Task requirements: In the listing below, identify each line with the word "JSON" and return those lines.

○ ○ ○ ○ ○ ○ ○

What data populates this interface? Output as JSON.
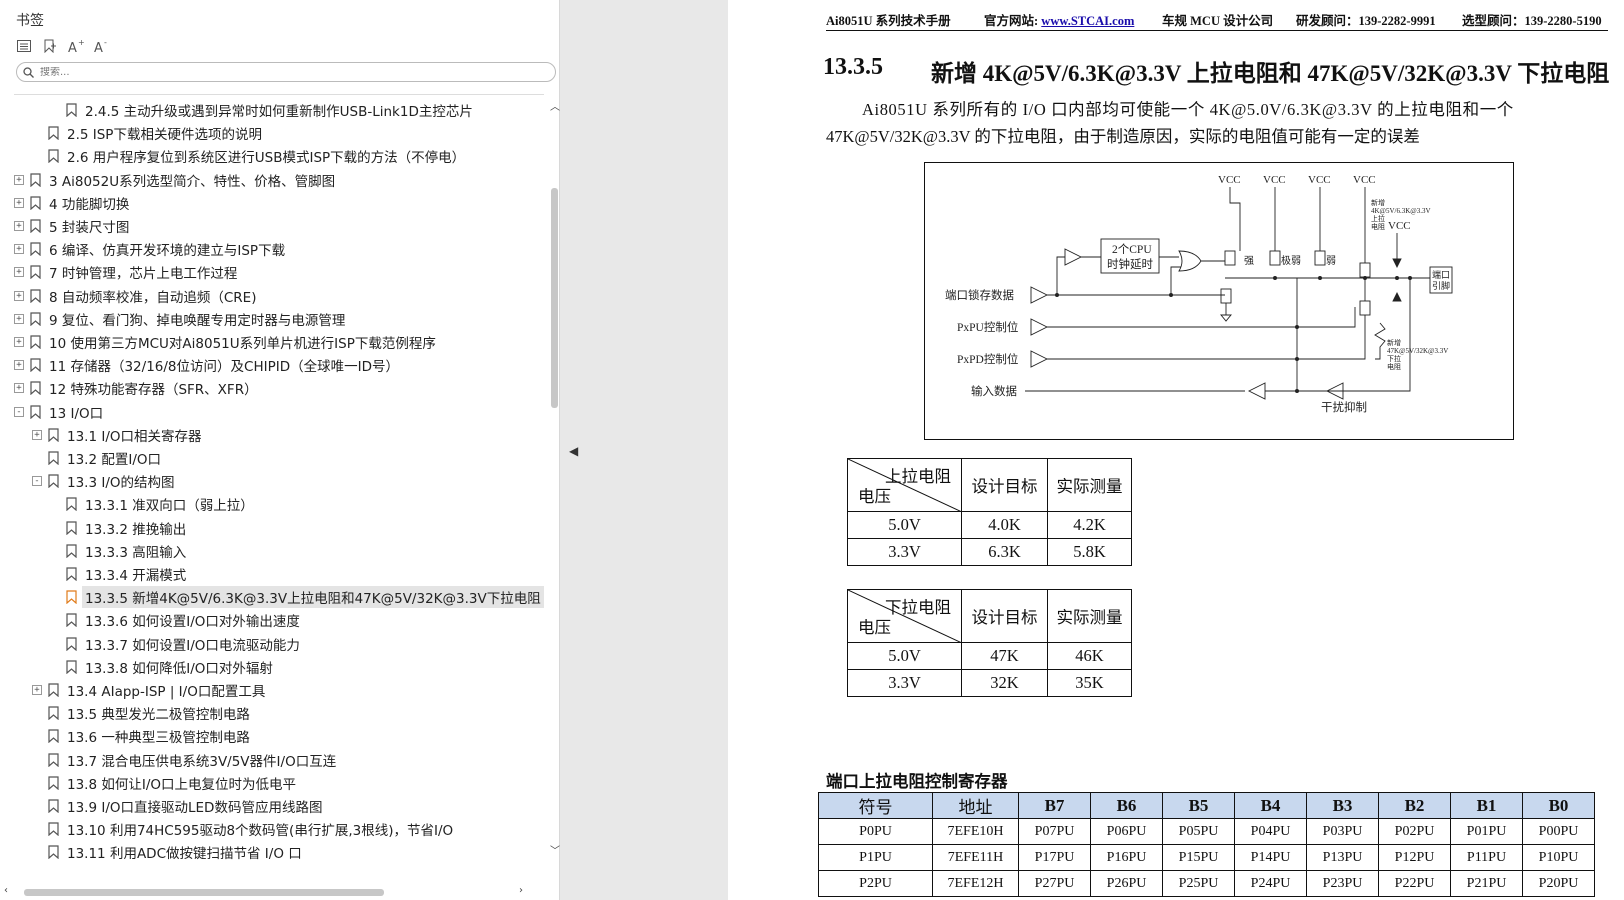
{
  "bookmarks": {
    "title": "书签",
    "search_placeholder": "搜索...",
    "items": [
      {
        "label": "2.4.5  主动升级或遇到异常时如何重新制作USB-Link1D主控芯片",
        "level": 2,
        "expand": null
      },
      {
        "label": "2.5  ISP下载相关硬件选项的说明",
        "level": 1,
        "expand": null
      },
      {
        "label": "2.6  用户程序复位到系统区进行USB模式ISP下载的方法（不停电）",
        "level": 1,
        "expand": null
      },
      {
        "label": "3  Ai8052U系列选型简介、特性、价格、管脚图",
        "level": 0,
        "expand": "+"
      },
      {
        "label": "4  功能脚切换",
        "level": 0,
        "expand": "+"
      },
      {
        "label": "5  封装尺寸图",
        "level": 0,
        "expand": "+"
      },
      {
        "label": "6  编译、仿真开发环境的建立与ISP下载",
        "level": 0,
        "expand": "+"
      },
      {
        "label": "7  时钟管理，芯片上电工作过程",
        "level": 0,
        "expand": "+"
      },
      {
        "label": "8  自动频率校准，自动追频（CRE)",
        "level": 0,
        "expand": "+"
      },
      {
        "label": "9  复位、看门狗、掉电唤醒专用定时器与电源管理",
        "level": 0,
        "expand": "+"
      },
      {
        "label": "10  使用第三方MCU对Ai8051U系列单片机进行ISP下载范例程序",
        "level": 0,
        "expand": "+"
      },
      {
        "label": "11  存储器（32/16/8位访问）及CHIPID（全球唯一ID号）",
        "level": 0,
        "expand": "+"
      },
      {
        "label": "12  特殊功能寄存器（SFR、XFR）",
        "level": 0,
        "expand": "+"
      },
      {
        "label": "13  I/O口",
        "level": 0,
        "expand": "-"
      },
      {
        "label": "13.1  I/O口相关寄存器",
        "level": 1,
        "expand": "+"
      },
      {
        "label": "13.2  配置I/O口",
        "level": 1,
        "expand": null
      },
      {
        "label": "13.3  I/O的结构图",
        "level": 1,
        "expand": "-"
      },
      {
        "label": "13.3.1  准双向口（弱上拉）",
        "level": 2,
        "expand": null
      },
      {
        "label": "13.3.2  推挽输出",
        "level": 2,
        "expand": null
      },
      {
        "label": "13.3.3  高阻输入",
        "level": 2,
        "expand": null
      },
      {
        "label": "13.3.4  开漏模式",
        "level": 2,
        "expand": null
      },
      {
        "label": "13.3.5  新增4K@5V/6.3K@3.3V上拉电阻和47K@5V/32K@3.3V下拉电阻",
        "level": 2,
        "expand": null,
        "selected": true
      },
      {
        "label": "13.3.6  如何设置I/O口对外输出速度",
        "level": 2,
        "expand": null
      },
      {
        "label": "13.3.7  如何设置I/O口电流驱动能力",
        "level": 2,
        "expand": null
      },
      {
        "label": "13.3.8  如何降低I/O口对外辐射",
        "level": 2,
        "expand": null
      },
      {
        "label": "13.4  AIapp-ISP | I/O口配置工具",
        "level": 1,
        "expand": "+"
      },
      {
        "label": "13.5  典型发光二极管控制电路",
        "level": 1,
        "expand": null
      },
      {
        "label": "13.6  一种典型三极管控制电路",
        "level": 1,
        "expand": null
      },
      {
        "label": "13.7  混合电压供电系统3V/5V器件I/O口互连",
        "level": 1,
        "expand": null
      },
      {
        "label": "13.8  如何让I/O口上电复位时为低电平",
        "level": 1,
        "expand": null
      },
      {
        "label": "13.9  I/O口直接驱动LED数码管应用线路图",
        "level": 1,
        "expand": null
      },
      {
        "label": "13.10  利用74HC595驱动8个数码管(串行扩展,3根线)，节省I/O",
        "level": 1,
        "expand": null
      },
      {
        "label": "13.11  利用ADC做按键扫描节省 I/O 口",
        "level": 1,
        "expand": null
      }
    ]
  },
  "document": {
    "header": {
      "manual": "Ai8051U 系列技术手册",
      "site_label": "官方网站: ",
      "site_link": "www.STCAI.com",
      "design": "车规 MCU 设计公司",
      "rd": "研发顾问：139-2282-9991",
      "sel": "选型顾问：139-2280-5190"
    },
    "section_number": "13.3.5",
    "section_title": "新增 4K@5V/6.3K@3.3V 上拉电阻和 47K@5V/32K@3.3V 下拉电阻",
    "paragraph_line1": "Ai8051U 系列所有的 I/O 口内部均可使能一个 4K@5.0V/6.3K@3.3V 的上拉电阻和一个",
    "paragraph_line2": "47K@5V/32K@3.3V 的下拉电阻，由于制造原因，实际的电阻值可能有一定的误差",
    "diagram": {
      "vcc": "VCC",
      "cpu_delay_1": "2个CPU",
      "cpu_delay_2": "时钟延时",
      "strong": "强",
      "very_weak": "极弱",
      "weak": "弱",
      "pullup_note": [
        "新增",
        "4K@5V/6.3K@3.3V",
        "上拉",
        "电阻"
      ],
      "pulldown_note": [
        "新增",
        "47K@5V/32K@3.3V",
        "下拉",
        "电阻"
      ],
      "port_pin_1": "端口",
      "port_pin_2": "引脚",
      "latch_data": "端口锁存数据",
      "pxpu": "PxPU控制位",
      "pxpd": "PxPD控制位",
      "input_data": "输入数据",
      "noise": "干扰抑制"
    },
    "pullup_table": {
      "corner_top": "上拉电阻",
      "corner_bottom": "电压",
      "headers": [
        "设计目标",
        "实际测量"
      ],
      "rows": [
        [
          "5.0V",
          "4.0K",
          "4.2K"
        ],
        [
          "3.3V",
          "6.3K",
          "5.8K"
        ]
      ]
    },
    "pulldown_table": {
      "corner_top": "下拉电阻",
      "corner_bottom": "电压",
      "headers": [
        "设计目标",
        "实际测量"
      ],
      "rows": [
        [
          "5.0V",
          "47K",
          "46K"
        ],
        [
          "3.3V",
          "32K",
          "35K"
        ]
      ]
    },
    "register_table": {
      "title": "端口上拉电阻控制寄存器",
      "headers": [
        "符号",
        "地址",
        "B7",
        "B6",
        "B5",
        "B4",
        "B3",
        "B2",
        "B1",
        "B0"
      ],
      "rows": [
        [
          "P0PU",
          "7EFE10H",
          "P07PU",
          "P06PU",
          "P05PU",
          "P04PU",
          "P03PU",
          "P02PU",
          "P01PU",
          "P00PU"
        ],
        [
          "P1PU",
          "7EFE11H",
          "P17PU",
          "P16PU",
          "P15PU",
          "P14PU",
          "P13PU",
          "P12PU",
          "P11PU",
          "P10PU"
        ],
        [
          "P2PU",
          "7EFE12H",
          "P27PU",
          "P26PU",
          "P25PU",
          "P24PU",
          "P23PU",
          "P22PU",
          "P21PU",
          "P20PU"
        ]
      ]
    }
  },
  "colors": {
    "accent_selected_icon": "#e07b1a",
    "register_header_bg": "#c8d8ee",
    "link": "#1a0dab"
  }
}
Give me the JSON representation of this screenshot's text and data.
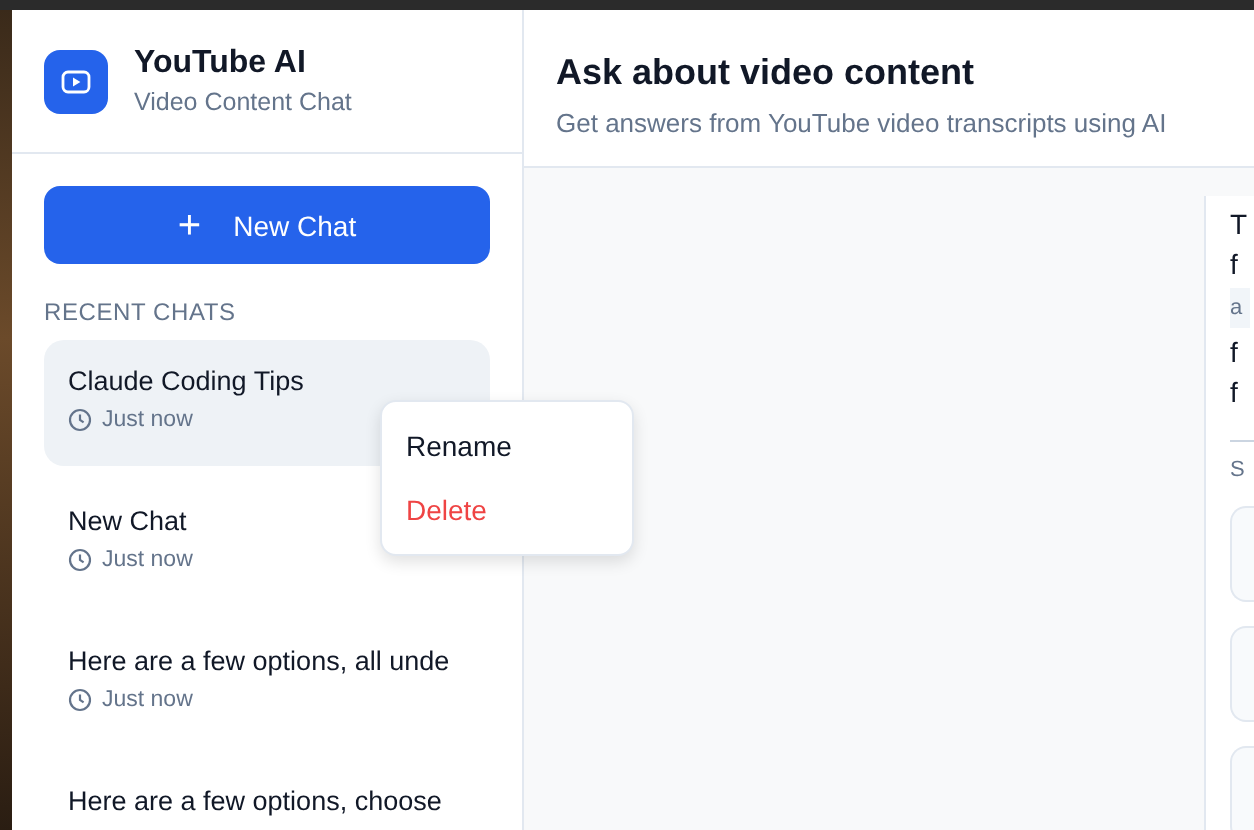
{
  "app": {
    "name": "YouTube AI",
    "subtitle": "Video Content Chat"
  },
  "new_chat_button": {
    "label": "New Chat",
    "icon": "+"
  },
  "recent_chats": {
    "heading": "RECENT CHATS",
    "items": [
      {
        "title": "Claude Coding Tips",
        "time": "Just now",
        "selected": true
      },
      {
        "title": "New Chat",
        "time": "Just now",
        "selected": false
      },
      {
        "title": "Here are a few options, all unde",
        "time": "Just now",
        "selected": false
      },
      {
        "title": "Here are a few options, choose",
        "selected": false
      }
    ]
  },
  "context_menu": {
    "items": [
      {
        "label": "Rename",
        "kind": "normal"
      },
      {
        "label": "Delete",
        "kind": "danger"
      }
    ]
  },
  "main": {
    "title": "Ask about video content",
    "subtitle": "Get answers from YouTube video transcripts using AI"
  },
  "message_card": {
    "lines": [
      {
        "text": "T",
        "kind": "text"
      },
      {
        "text": "f",
        "kind": "text"
      },
      {
        "text": "a",
        "kind": "code"
      },
      {
        "text": "f",
        "kind": "text"
      },
      {
        "text": "f",
        "kind": "text"
      }
    ],
    "section_label": "S"
  }
}
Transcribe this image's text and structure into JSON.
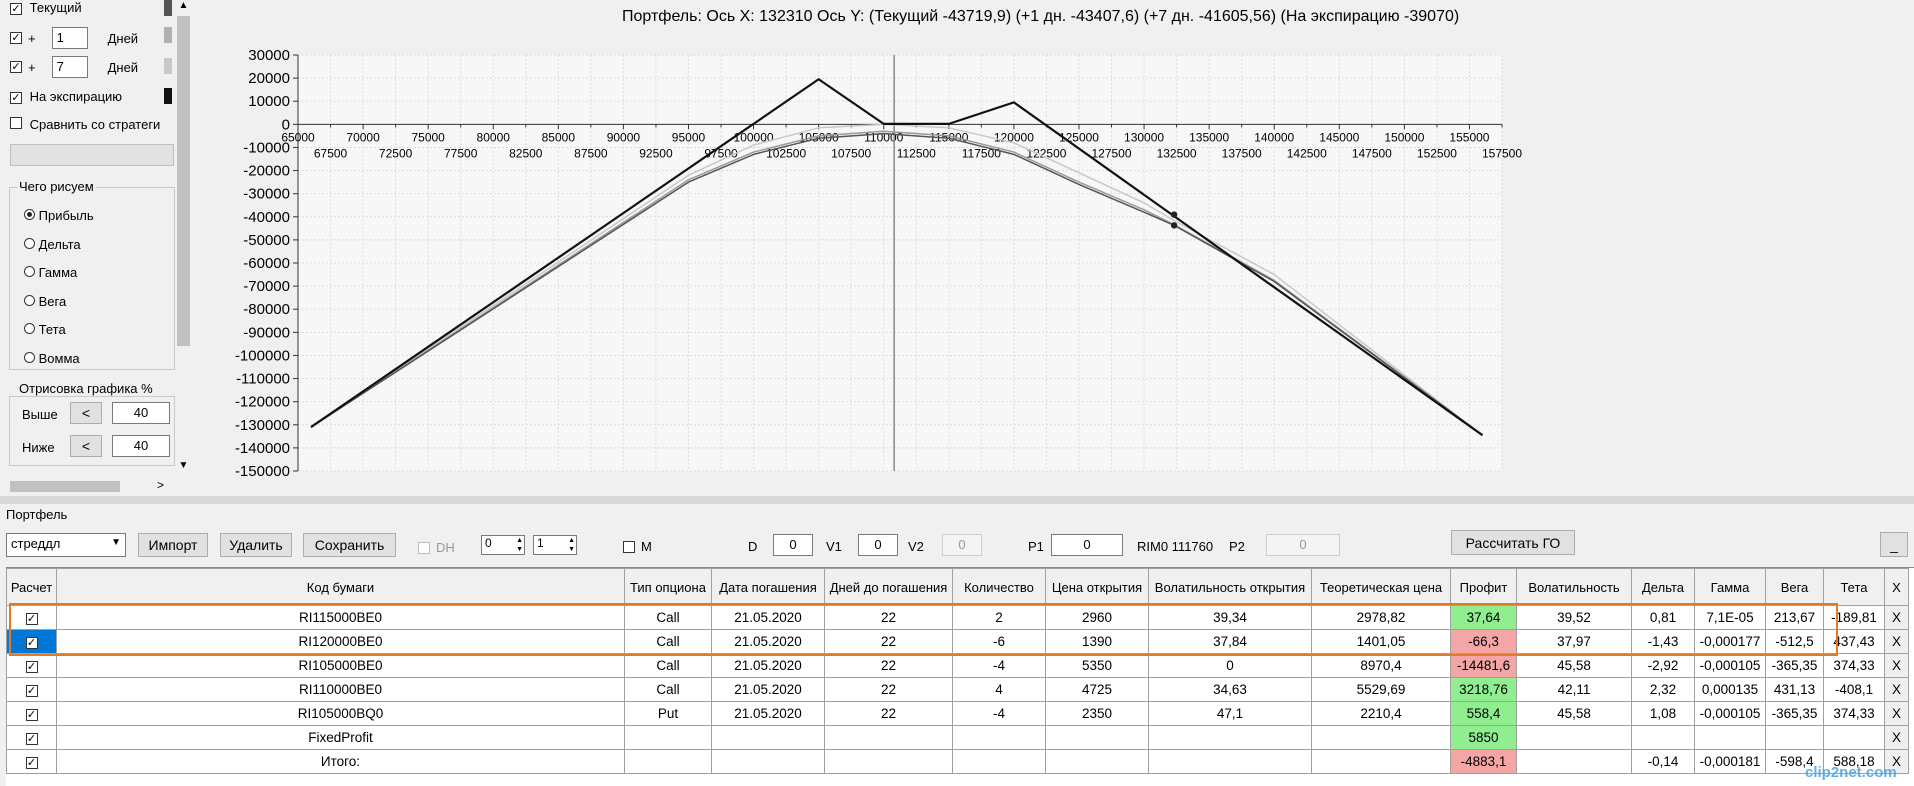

○ ○ ○ ○ ○ ○ ○

Task response:
What data populates this interface? Output as JSON.
Give me the JSON representation of this screenshot's text and data.
Transcribe this image's text and structure into JSON.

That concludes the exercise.